WHAT THE TASK REQUIRES |
Filter this data down to the lines that hold "Điều", and copy them.

SUPPLIED RECORDS |
****************************************

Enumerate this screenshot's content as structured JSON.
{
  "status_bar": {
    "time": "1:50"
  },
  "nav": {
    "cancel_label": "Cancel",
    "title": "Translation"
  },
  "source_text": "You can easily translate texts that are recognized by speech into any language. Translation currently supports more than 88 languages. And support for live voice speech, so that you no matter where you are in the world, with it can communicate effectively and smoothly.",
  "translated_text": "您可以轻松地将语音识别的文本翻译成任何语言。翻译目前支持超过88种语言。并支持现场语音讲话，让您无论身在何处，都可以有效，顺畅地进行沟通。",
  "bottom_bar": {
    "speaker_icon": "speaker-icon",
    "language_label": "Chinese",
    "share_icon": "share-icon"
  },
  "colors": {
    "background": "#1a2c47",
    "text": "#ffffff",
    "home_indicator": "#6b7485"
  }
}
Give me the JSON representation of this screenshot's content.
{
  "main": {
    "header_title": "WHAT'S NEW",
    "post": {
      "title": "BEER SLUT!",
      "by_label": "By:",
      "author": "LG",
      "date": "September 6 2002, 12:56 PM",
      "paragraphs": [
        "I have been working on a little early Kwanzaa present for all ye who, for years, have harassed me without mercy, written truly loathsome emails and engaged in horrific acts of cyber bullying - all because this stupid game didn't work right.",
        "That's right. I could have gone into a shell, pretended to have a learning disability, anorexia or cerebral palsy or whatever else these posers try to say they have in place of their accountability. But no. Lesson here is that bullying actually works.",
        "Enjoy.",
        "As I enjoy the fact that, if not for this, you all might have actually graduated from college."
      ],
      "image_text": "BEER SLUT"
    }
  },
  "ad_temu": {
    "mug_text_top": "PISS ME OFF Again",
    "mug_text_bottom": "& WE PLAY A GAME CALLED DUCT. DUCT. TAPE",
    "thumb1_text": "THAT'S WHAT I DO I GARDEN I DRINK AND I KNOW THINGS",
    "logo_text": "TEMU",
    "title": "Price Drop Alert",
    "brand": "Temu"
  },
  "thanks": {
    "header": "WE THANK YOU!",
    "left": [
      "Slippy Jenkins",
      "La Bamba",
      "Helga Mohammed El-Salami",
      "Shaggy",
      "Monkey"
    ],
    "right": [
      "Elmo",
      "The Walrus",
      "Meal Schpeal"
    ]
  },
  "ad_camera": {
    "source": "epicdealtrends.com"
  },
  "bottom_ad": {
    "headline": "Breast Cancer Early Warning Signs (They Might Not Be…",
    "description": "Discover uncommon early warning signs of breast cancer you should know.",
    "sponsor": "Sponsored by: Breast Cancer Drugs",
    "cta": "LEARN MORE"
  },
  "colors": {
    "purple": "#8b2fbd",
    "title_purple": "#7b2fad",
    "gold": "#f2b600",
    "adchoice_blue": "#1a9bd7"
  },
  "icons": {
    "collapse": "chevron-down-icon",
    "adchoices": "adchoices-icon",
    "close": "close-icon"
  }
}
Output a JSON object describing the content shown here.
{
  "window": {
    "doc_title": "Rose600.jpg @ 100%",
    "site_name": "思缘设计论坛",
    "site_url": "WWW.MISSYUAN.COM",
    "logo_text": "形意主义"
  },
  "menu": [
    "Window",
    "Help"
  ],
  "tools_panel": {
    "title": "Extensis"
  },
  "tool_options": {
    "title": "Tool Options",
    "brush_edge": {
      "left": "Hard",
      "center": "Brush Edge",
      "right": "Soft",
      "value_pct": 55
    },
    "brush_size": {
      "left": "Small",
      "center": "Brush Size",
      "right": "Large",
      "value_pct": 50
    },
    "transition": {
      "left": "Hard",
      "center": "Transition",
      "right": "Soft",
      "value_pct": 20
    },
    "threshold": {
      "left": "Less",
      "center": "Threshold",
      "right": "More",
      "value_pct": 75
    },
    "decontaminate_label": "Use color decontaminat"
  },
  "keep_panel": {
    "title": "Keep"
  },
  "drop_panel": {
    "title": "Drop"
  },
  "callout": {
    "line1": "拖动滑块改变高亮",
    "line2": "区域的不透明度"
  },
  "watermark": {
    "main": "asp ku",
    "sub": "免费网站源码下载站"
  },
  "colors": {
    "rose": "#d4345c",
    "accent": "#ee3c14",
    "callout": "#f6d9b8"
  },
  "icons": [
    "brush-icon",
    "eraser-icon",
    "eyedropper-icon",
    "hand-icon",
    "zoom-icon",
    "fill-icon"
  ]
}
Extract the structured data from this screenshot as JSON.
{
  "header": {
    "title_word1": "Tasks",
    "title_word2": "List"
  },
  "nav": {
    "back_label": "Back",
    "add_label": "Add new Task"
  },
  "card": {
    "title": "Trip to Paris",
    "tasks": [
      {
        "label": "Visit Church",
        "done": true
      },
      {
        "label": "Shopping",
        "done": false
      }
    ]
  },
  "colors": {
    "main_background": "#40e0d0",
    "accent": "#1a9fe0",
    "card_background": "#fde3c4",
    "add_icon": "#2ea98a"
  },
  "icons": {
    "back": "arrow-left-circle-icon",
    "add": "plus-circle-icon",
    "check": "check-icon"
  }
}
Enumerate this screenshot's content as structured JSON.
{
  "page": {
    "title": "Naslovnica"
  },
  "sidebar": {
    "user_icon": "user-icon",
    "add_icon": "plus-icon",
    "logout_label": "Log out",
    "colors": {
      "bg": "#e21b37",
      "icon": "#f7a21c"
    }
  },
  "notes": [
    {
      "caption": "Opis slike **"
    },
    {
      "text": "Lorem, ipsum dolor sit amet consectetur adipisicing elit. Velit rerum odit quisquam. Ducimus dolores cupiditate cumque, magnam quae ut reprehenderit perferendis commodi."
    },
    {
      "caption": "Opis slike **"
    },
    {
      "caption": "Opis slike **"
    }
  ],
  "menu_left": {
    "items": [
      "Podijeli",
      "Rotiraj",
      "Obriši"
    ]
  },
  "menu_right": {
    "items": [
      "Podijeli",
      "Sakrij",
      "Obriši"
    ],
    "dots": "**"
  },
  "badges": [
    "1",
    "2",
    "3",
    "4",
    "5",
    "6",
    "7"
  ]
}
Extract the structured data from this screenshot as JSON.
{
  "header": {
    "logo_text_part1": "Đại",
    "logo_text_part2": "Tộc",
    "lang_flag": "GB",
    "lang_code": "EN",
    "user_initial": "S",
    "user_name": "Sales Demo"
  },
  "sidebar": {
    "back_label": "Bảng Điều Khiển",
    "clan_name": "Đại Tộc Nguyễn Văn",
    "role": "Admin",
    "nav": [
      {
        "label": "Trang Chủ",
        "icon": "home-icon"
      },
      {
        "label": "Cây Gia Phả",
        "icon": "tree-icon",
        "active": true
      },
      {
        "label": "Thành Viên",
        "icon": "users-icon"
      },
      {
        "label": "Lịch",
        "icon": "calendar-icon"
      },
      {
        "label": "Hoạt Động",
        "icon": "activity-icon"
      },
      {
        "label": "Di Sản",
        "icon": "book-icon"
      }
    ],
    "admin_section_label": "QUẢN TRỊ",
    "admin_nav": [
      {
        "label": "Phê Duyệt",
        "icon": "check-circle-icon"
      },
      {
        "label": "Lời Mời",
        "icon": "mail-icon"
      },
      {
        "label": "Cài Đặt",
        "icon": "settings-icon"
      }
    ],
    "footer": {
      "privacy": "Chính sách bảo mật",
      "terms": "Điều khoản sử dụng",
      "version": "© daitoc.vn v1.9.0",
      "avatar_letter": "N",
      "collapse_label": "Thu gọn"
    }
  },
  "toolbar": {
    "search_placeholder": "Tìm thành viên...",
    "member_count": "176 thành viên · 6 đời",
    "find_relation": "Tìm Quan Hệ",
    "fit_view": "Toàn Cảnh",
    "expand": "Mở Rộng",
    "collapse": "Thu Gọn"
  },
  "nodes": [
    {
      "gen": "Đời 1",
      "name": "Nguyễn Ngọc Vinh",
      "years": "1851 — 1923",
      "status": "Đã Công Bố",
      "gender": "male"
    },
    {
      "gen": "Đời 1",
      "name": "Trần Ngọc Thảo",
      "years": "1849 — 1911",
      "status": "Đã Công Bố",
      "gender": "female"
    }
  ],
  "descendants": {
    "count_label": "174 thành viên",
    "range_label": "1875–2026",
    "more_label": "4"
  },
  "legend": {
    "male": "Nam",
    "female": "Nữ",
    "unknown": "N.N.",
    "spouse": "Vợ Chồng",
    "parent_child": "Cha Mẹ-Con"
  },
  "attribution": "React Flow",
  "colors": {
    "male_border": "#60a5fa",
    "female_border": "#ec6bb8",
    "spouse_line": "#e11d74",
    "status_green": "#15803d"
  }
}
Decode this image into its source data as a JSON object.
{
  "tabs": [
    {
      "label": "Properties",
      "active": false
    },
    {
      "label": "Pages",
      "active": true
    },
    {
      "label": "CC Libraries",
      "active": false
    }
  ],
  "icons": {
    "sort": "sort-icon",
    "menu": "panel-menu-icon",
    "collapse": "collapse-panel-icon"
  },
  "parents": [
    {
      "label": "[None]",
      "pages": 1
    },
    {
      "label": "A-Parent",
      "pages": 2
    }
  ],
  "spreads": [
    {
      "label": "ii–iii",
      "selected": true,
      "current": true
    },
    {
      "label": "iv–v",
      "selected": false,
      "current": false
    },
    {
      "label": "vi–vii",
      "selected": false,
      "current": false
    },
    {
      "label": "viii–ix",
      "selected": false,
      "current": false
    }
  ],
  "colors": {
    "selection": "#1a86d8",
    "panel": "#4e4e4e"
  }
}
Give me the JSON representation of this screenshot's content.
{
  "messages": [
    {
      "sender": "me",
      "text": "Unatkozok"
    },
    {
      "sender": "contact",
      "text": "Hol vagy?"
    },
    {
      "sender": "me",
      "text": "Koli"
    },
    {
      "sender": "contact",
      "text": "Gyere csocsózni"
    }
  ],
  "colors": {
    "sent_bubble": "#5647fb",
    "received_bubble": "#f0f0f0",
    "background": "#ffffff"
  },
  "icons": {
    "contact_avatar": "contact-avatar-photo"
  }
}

****************************************

ANSWER |
    "back_label": "Bảng Điều Khiển",
      "terms": "Điều khoản sử dụng",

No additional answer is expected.